WHAT IS REQUIRED >> Answer with a single number: the count of lines that hold "CoalMint".

---+---

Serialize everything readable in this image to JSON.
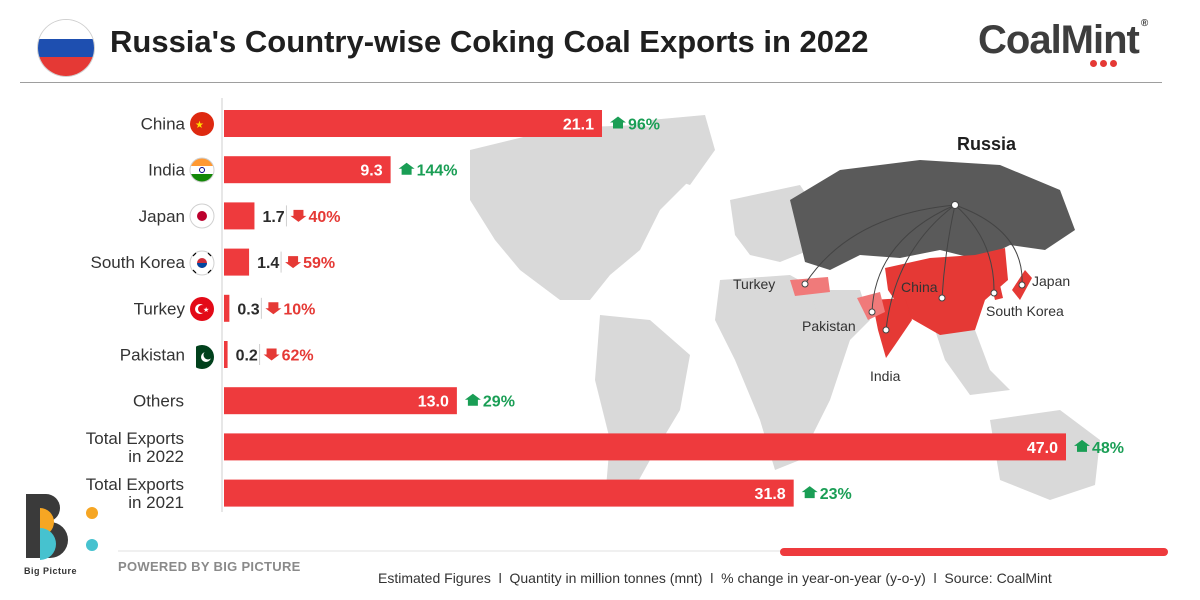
{
  "header": {
    "title": "Russia's Country-wise Coking Coal Exports in 2022",
    "brand": "CoalMint",
    "brand_mark": "®"
  },
  "colors": {
    "bar": "#ee3a3d",
    "up": "#1a9e55",
    "down": "#e53935",
    "russia": "#5a5a5a",
    "importer": "#e53935",
    "importer_light": "#f07a7a",
    "land": "#d9d9d9"
  },
  "chart_data": {
    "type": "bar",
    "orientation": "horizontal",
    "unit": "million tonnes (mnt)",
    "categories": [
      "China",
      "India",
      "Japan",
      "South Korea",
      "Turkey",
      "Pakistan",
      "Others",
      "Total Exports\nin 2022",
      "Total Exports\nin 2021"
    ],
    "values": [
      21.1,
      9.3,
      1.7,
      1.4,
      0.3,
      0.2,
      13.0,
      47.0,
      31.8
    ],
    "value_labels": [
      "21.1",
      "9.3",
      "1.7",
      "1.4",
      "0.3",
      "0.2",
      "13.0",
      "47.0",
      "31.8"
    ],
    "change_labels": [
      "96%",
      "144%",
      "40%",
      "59%",
      "10%",
      "62%",
      "29%",
      "48%",
      "23%"
    ],
    "change_direction": [
      "up",
      "up",
      "down",
      "down",
      "down",
      "down",
      "up",
      "up",
      "up"
    ],
    "flags": [
      "china",
      "india",
      "japan",
      "south-korea",
      "turkey",
      "pakistan",
      "",
      "",
      ""
    ],
    "xlim": [
      0,
      47
    ]
  },
  "map": {
    "labels": [
      "Russia",
      "China",
      "India",
      "Japan",
      "South Korea",
      "Turkey",
      "Pakistan"
    ]
  },
  "footer": {
    "powered": "POWERED BY BIG PICTURE",
    "logo_text": "Big Picture",
    "note": "Estimated Figures  l  Quantity in million tonnes (mnt)  l  % change in year-on-year (y-o-y)  l  Source: CoalMint"
  }
}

---+---

FULL RESPONSE >> 2